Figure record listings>
▬▬▬▬▬▬▬▬▬▬

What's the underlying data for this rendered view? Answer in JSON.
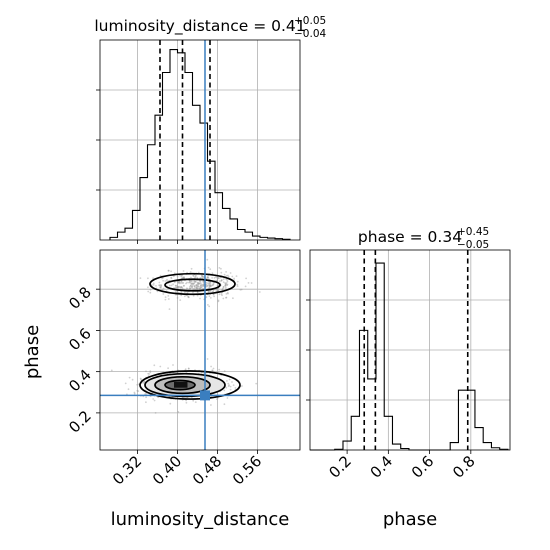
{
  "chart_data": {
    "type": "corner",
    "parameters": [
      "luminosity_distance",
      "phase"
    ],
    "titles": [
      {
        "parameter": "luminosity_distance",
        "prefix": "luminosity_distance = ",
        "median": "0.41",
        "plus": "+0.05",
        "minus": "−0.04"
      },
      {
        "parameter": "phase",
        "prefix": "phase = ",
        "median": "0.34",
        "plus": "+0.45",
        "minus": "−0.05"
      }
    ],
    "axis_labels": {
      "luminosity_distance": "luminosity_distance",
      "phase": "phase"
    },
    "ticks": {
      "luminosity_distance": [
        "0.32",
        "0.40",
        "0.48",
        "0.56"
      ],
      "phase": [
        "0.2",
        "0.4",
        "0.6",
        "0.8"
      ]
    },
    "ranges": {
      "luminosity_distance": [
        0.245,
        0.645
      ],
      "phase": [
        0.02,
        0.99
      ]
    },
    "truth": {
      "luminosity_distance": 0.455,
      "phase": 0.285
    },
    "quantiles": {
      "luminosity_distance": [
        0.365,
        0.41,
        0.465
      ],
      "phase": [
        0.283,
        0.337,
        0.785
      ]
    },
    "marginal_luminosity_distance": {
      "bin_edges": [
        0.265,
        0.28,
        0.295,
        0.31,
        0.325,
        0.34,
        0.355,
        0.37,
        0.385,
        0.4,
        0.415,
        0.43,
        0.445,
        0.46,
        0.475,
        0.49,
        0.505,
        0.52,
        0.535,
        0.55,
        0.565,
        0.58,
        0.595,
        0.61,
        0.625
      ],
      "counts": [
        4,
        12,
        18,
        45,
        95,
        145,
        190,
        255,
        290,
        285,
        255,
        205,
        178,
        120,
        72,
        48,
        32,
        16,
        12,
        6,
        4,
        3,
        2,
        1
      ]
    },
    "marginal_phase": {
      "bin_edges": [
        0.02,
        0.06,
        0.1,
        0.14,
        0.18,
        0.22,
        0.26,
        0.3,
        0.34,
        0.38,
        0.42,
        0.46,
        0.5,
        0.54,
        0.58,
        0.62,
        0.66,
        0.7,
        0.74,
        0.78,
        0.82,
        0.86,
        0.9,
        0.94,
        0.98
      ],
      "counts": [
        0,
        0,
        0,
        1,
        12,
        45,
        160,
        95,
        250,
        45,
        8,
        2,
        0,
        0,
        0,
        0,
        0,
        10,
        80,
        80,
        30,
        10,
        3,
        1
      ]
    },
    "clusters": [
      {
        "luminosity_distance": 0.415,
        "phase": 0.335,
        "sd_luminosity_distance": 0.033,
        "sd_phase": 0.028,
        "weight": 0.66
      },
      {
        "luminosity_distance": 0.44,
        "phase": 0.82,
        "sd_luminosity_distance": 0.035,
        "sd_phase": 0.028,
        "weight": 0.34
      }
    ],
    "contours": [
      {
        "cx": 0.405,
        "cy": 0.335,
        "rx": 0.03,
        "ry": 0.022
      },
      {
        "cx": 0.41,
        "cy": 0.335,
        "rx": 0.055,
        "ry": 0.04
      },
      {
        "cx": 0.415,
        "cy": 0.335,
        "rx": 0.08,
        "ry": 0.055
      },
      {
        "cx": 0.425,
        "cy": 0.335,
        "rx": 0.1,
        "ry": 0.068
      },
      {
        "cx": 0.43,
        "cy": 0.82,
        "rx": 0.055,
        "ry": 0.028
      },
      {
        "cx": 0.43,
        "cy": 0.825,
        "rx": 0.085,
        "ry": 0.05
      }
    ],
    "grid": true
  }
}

▬▬▬▬▬▬▬▬▬▬

AIM OF THE TASK>
Reproduce each entry precisely, dropping only the pictures.

EXERCISE OUTPUT>
What's the underlying data for this rendered view? Answer in JSON.
{
  "chart_data": {
    "type": "corner",
    "parameters": [
      "luminosity_distance",
      "phase"
    ],
    "titles": [
      {
        "parameter": "luminosity_distance",
        "prefix": "luminosity_distance = ",
        "median": "0.41",
        "plus": "+0.05",
        "minus": "−0.04"
      },
      {
        "parameter": "phase",
        "prefix": "phase = ",
        "median": "0.34",
        "plus": "+0.45",
        "minus": "−0.05"
      }
    ],
    "axis_labels": {
      "luminosity_distance": "luminosity_distance",
      "phase": "phase"
    },
    "ticks": {
      "luminosity_distance": [
        "0.32",
        "0.40",
        "0.48",
        "0.56"
      ],
      "phase": [
        "0.2",
        "0.4",
        "0.6",
        "0.8"
      ]
    },
    "ranges": {
      "luminosity_distance": [
        0.245,
        0.645
      ],
      "phase": [
        0.02,
        0.99
      ]
    },
    "truth": {
      "luminosity_distance": 0.455,
      "phase": 0.285
    },
    "quantiles": {
      "luminosity_distance": [
        0.365,
        0.41,
        0.465
      ],
      "phase": [
        0.283,
        0.337,
        0.785
      ]
    },
    "marginal_luminosity_distance": {
      "bin_edges": [
        0.265,
        0.28,
        0.295,
        0.31,
        0.325,
        0.34,
        0.355,
        0.37,
        0.385,
        0.4,
        0.415,
        0.43,
        0.445,
        0.46,
        0.475,
        0.49,
        0.505,
        0.52,
        0.535,
        0.55,
        0.565,
        0.58,
        0.595,
        0.61,
        0.625
      ],
      "counts": [
        4,
        12,
        18,
        45,
        95,
        145,
        190,
        255,
        290,
        285,
        255,
        205,
        178,
        120,
        72,
        48,
        32,
        16,
        12,
        6,
        4,
        3,
        2,
        1
      ]
    },
    "marginal_phase": {
      "bin_edges": [
        0.02,
        0.06,
        0.1,
        0.14,
        0.18,
        0.22,
        0.26,
        0.3,
        0.34,
        0.38,
        0.42,
        0.46,
        0.5,
        0.54,
        0.58,
        0.62,
        0.66,
        0.7,
        0.74,
        0.78,
        0.82,
        0.86,
        0.9,
        0.94,
        0.98
      ],
      "counts": [
        0,
        0,
        0,
        1,
        12,
        45,
        160,
        95,
        250,
        45,
        8,
        2,
        0,
        0,
        0,
        0,
        0,
        10,
        80,
        80,
        30,
        10,
        3,
        1
      ]
    },
    "clusters": [
      {
        "luminosity_distance": 0.415,
        "phase": 0.335,
        "sd_luminosity_distance": 0.033,
        "sd_phase": 0.028,
        "weight": 0.66
      },
      {
        "luminosity_distance": 0.44,
        "phase": 0.82,
        "sd_luminosity_distance": 0.035,
        "sd_phase": 0.028,
        "weight": 0.34
      }
    ],
    "contours": [
      {
        "cx": 0.405,
        "cy": 0.335,
        "rx": 0.03,
        "ry": 0.022
      },
      {
        "cx": 0.41,
        "cy": 0.335,
        "rx": 0.055,
        "ry": 0.04
      },
      {
        "cx": 0.415,
        "cy": 0.335,
        "rx": 0.08,
        "ry": 0.055
      },
      {
        "cx": 0.425,
        "cy": 0.335,
        "rx": 0.1,
        "ry": 0.068
      },
      {
        "cx": 0.43,
        "cy": 0.82,
        "rx": 0.055,
        "ry": 0.028
      },
      {
        "cx": 0.43,
        "cy": 0.825,
        "rx": 0.085,
        "ry": 0.05
      }
    ],
    "grid": true
  }
}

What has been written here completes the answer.